# Set exercise
Look through the listing and locate every line containing the word "JSON"; copy those lines.
---------- Exercise inputs
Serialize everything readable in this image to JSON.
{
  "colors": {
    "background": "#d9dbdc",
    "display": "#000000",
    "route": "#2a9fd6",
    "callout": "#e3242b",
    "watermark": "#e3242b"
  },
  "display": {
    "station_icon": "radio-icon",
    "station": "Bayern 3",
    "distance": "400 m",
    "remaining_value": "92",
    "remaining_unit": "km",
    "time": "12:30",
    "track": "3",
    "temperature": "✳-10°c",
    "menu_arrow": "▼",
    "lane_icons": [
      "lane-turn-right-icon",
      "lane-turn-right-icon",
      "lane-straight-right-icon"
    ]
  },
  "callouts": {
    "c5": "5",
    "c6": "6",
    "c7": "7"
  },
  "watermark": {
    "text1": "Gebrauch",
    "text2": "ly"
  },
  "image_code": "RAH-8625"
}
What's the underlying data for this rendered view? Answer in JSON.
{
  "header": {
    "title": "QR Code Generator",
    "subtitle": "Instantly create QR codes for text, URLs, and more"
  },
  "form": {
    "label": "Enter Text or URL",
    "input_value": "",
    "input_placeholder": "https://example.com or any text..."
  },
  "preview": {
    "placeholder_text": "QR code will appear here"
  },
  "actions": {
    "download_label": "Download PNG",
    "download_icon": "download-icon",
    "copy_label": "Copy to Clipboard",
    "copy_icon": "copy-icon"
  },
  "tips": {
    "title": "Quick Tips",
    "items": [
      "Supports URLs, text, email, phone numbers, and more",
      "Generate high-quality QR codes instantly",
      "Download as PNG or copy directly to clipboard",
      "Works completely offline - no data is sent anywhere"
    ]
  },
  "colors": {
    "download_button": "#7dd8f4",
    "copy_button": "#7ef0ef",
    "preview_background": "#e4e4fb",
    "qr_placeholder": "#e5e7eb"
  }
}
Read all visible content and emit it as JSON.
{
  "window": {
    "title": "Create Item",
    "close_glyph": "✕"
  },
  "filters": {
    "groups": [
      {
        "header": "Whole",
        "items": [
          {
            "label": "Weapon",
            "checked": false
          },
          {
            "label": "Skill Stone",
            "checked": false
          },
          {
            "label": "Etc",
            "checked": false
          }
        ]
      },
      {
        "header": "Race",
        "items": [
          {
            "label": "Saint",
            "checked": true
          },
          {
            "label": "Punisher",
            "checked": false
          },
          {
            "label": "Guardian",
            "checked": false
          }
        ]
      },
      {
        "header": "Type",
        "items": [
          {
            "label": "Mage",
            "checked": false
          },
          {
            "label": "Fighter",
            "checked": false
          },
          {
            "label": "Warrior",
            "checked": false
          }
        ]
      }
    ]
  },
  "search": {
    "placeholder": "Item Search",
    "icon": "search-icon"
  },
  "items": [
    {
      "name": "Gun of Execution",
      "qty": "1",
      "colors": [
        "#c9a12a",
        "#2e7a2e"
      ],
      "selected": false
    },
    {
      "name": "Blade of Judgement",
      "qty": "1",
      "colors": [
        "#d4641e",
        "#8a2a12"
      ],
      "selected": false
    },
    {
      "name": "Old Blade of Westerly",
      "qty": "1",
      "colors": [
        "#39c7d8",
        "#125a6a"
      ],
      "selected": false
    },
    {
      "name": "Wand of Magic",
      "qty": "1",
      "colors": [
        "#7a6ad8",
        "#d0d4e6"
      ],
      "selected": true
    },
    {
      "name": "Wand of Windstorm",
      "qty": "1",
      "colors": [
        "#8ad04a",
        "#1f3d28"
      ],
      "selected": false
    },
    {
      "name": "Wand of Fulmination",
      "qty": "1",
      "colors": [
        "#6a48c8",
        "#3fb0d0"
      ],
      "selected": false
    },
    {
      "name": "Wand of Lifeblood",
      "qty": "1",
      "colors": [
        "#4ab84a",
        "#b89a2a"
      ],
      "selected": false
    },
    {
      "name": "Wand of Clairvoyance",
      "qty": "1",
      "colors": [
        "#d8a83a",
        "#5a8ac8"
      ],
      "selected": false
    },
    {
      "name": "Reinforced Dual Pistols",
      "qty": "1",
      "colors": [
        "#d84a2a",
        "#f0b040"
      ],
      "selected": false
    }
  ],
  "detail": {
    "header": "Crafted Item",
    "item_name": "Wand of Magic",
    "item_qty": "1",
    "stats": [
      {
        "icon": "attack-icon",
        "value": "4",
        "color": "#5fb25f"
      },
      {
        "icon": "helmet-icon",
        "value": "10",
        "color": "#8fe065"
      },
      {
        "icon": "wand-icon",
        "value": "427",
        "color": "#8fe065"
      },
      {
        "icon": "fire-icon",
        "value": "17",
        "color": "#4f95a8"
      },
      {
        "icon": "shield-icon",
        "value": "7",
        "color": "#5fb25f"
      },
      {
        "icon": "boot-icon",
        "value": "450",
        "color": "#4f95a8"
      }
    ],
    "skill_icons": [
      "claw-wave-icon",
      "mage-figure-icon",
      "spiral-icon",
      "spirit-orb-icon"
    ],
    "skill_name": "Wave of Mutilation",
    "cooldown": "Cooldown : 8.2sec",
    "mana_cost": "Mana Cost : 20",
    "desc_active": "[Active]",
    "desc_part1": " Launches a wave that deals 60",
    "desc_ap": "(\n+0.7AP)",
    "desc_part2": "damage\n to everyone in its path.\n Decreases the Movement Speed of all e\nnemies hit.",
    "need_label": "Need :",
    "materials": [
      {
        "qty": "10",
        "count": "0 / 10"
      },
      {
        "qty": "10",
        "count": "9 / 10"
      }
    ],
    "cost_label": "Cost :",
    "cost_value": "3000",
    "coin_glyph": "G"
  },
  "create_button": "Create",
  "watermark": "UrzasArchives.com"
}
--------------------
# Result
Serialize everything readable in this image to JSON.
What's the underlying data for this rendered view? Answer in JSON.
Read all visible content and emit it as JSON.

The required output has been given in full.